* _TASK GOAL_: Transcribe every line of the records verbatim.

* _SOURCE DATA_:

──────

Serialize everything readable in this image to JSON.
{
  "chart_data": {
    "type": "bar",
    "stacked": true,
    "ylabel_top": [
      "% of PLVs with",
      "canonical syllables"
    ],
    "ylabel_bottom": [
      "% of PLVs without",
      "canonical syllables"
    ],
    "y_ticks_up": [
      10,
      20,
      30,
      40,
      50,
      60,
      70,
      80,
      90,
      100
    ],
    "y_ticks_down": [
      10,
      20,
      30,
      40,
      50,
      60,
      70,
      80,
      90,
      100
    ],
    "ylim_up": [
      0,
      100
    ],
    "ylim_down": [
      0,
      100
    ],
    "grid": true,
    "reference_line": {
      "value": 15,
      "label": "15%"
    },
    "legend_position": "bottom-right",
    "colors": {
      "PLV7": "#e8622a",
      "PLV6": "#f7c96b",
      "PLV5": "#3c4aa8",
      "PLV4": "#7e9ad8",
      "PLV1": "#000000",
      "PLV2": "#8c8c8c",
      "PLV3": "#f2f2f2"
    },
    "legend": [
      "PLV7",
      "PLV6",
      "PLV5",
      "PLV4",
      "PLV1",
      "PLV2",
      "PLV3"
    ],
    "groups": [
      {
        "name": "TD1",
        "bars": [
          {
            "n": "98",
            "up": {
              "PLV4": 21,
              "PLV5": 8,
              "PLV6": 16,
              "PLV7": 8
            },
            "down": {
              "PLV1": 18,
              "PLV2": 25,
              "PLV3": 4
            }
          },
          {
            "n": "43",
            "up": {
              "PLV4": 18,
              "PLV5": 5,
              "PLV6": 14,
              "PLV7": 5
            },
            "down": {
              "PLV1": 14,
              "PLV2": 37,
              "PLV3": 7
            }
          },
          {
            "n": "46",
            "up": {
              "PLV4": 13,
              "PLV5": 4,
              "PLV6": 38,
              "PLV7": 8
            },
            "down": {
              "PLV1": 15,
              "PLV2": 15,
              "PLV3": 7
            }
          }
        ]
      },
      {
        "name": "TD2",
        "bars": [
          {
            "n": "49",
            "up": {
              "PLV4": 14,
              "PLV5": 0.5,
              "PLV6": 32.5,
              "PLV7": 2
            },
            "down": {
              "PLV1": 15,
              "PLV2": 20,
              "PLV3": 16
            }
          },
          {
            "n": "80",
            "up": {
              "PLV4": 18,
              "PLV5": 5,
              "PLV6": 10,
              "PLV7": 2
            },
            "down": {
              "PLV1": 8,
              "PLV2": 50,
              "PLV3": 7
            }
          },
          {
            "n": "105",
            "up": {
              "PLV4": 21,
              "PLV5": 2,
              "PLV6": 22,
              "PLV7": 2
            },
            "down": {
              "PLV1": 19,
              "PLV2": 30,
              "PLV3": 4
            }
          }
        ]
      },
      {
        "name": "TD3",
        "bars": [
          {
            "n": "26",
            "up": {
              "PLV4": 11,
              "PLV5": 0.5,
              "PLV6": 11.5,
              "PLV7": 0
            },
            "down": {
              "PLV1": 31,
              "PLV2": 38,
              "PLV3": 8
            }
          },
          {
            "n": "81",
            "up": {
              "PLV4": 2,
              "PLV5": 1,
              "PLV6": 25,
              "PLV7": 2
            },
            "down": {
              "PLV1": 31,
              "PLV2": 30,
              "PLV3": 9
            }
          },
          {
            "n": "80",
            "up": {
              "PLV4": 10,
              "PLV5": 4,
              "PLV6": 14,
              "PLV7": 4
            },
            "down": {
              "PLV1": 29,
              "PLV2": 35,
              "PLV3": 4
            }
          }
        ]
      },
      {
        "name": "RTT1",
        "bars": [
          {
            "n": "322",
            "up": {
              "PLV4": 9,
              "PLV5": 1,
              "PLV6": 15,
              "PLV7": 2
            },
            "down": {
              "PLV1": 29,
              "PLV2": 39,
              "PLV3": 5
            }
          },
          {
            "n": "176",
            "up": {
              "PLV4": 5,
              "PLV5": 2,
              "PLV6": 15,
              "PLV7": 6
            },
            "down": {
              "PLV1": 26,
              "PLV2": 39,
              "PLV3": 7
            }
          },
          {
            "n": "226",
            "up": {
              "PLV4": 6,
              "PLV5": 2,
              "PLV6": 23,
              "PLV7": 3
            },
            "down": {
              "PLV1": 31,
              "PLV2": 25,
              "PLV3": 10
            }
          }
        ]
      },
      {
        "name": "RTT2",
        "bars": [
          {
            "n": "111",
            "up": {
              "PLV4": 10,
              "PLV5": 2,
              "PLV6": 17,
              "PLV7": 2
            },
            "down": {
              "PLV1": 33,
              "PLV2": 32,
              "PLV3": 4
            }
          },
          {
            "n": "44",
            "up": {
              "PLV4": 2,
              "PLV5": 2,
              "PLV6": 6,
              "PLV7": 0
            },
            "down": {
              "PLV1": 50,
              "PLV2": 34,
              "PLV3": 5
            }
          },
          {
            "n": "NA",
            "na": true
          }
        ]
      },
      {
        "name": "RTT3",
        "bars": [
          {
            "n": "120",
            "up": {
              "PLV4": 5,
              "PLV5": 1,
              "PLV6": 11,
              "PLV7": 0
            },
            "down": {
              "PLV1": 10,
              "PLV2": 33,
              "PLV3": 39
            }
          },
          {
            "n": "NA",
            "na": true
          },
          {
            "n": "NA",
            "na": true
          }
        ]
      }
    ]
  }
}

──────

* _RESULT_:
Serialize everything readable in this image to JSON.
{
  "chart_data": {
    "type": "bar",
    "stacked": true,
    "ylabel_top": [
      "% of PLVs with",
      "canonical syllables"
    ],
    "ylabel_bottom": [
      "% of PLVs without",
      "canonical syllables"
    ],
    "y_ticks_up": [
      10,
      20,
      30,
      40,
      50,
      60,
      70,
      80,
      90,
      100
    ],
    "y_ticks_down": [
      10,
      20,
      30,
      40,
      50,
      60,
      70,
      80,
      90,
      100
    ],
    "ylim_up": [
      0,
      100
    ],
    "ylim_down": [
      0,
      100
    ],
    "grid": true,
    "reference_line": {
      "value": 15,
      "label": "15%"
    },
    "legend_position": "bottom-right",
    "colors": {
      "PLV7": "#e8622a",
      "PLV6": "#f7c96b",
      "PLV5": "#3c4aa8",
      "PLV4": "#7e9ad8",
      "PLV1": "#000000",
      "PLV2": "#8c8c8c",
      "PLV3": "#f2f2f2"
    },
    "legend": [
      "PLV7",
      "PLV6",
      "PLV5",
      "PLV4",
      "PLV1",
      "PLV2",
      "PLV3"
    ],
    "groups": [
      {
        "name": "TD1",
        "bars": [
          {
            "n": "98",
            "up": {
              "PLV4": 21,
              "PLV5": 8,
              "PLV6": 16,
              "PLV7": 8
            },
            "down": {
              "PLV1": 18,
              "PLV2": 25,
              "PLV3": 4
            }
          },
          {
            "n": "43",
            "up": {
              "PLV4": 18,
              "PLV5": 5,
              "PLV6": 14,
              "PLV7": 5
            },
            "down": {
              "PLV1": 14,
              "PLV2": 37,
              "PLV3": 7
            }
          },
          {
            "n": "46",
            "up": {
              "PLV4": 13,
              "PLV5": 4,
              "PLV6": 38,
              "PLV7": 8
            },
            "down": {
              "PLV1": 15,
              "PLV2": 15,
              "PLV3": 7
            }
          }
        ]
      },
      {
        "name": "TD2",
        "bars": [
          {
            "n": "49",
            "up": {
              "PLV4": 14,
              "PLV5": 0.5,
              "PLV6": 32.5,
              "PLV7": 2
            },
            "down": {
              "PLV1": 15,
              "PLV2": 20,
              "PLV3": 16
            }
          },
          {
            "n": "80",
            "up": {
              "PLV4": 18,
              "PLV5": 5,
              "PLV6": 10,
              "PLV7": 2
            },
            "down": {
              "PLV1": 8,
              "PLV2": 50,
              "PLV3": 7
            }
          },
          {
            "n": "105",
            "up": {
              "PLV4": 21,
              "PLV5": 2,
              "PLV6": 22,
              "PLV7": 2
            },
            "down": {
              "PLV1": 19,
              "PLV2": 30,
              "PLV3": 4
            }
          }
        ]
      },
      {
        "name": "TD3",
        "bars": [
          {
            "n": "26",
            "up": {
              "PLV4": 11,
              "PLV5": 0.5,
              "PLV6": 11.5,
              "PLV7": 0
            },
            "down": {
              "PLV1": 31,
              "PLV2": 38,
              "PLV3": 8
            }
          },
          {
            "n": "81",
            "up": {
              "PLV4": 2,
              "PLV5": 1,
              "PLV6": 25,
              "PLV7": 2
            },
            "down": {
              "PLV1": 31,
              "PLV2": 30,
              "PLV3": 9
            }
          },
          {
            "n": "80",
            "up": {
              "PLV4": 10,
              "PLV5": 4,
              "PLV6": 14,
              "PLV7": 4
            },
            "down": {
              "PLV1": 29,
              "PLV2": 35,
              "PLV3": 4
            }
          }
        ]
      },
      {
        "name": "RTT1",
        "bars": [
          {
            "n": "322",
            "up": {
              "PLV4": 9,
              "PLV5": 1,
              "PLV6": 15,
              "PLV7": 2
            },
            "down": {
              "PLV1": 29,
              "PLV2": 39,
              "PLV3": 5
            }
          },
          {
            "n": "176",
            "up": {
              "PLV4": 5,
              "PLV5": 2,
              "PLV6": 15,
              "PLV7": 6
            },
            "down": {
              "PLV1": 26,
              "PLV2": 39,
              "PLV3": 7
            }
          },
          {
            "n": "226",
            "up": {
              "PLV4": 6,
              "PLV5": 2,
              "PLV6": 23,
              "PLV7": 3
            },
            "down": {
              "PLV1": 31,
              "PLV2": 25,
              "PLV3": 10
            }
          }
        ]
      },
      {
        "name": "RTT2",
        "bars": [
          {
            "n": "111",
            "up": {
              "PLV4": 10,
              "PLV5": 2,
              "PLV6": 17,
              "PLV7": 2
            },
            "down": {
              "PLV1": 33,
              "PLV2": 32,
              "PLV3": 4
            }
          },
          {
            "n": "44",
            "up": {
              "PLV4": 2,
              "PLV5": 2,
              "PLV6": 6,
              "PLV7": 0
            },
            "down": {
              "PLV1": 50,
              "PLV2": 34,
              "PLV3": 5
            }
          },
          {
            "n": "NA",
            "na": true
          }
        ]
      },
      {
        "name": "RTT3",
        "bars": [
          {
            "n": "120",
            "up": {
              "PLV4": 5,
              "PLV5": 1,
              "PLV6": 11,
              "PLV7": 0
            },
            "down": {
              "PLV1": 10,
              "PLV2": 33,
              "PLV3": 39
            }
          },
          {
            "n": "NA",
            "na": true
          },
          {
            "n": "NA",
            "na": true
          }
        ]
      }
    ]
  }
}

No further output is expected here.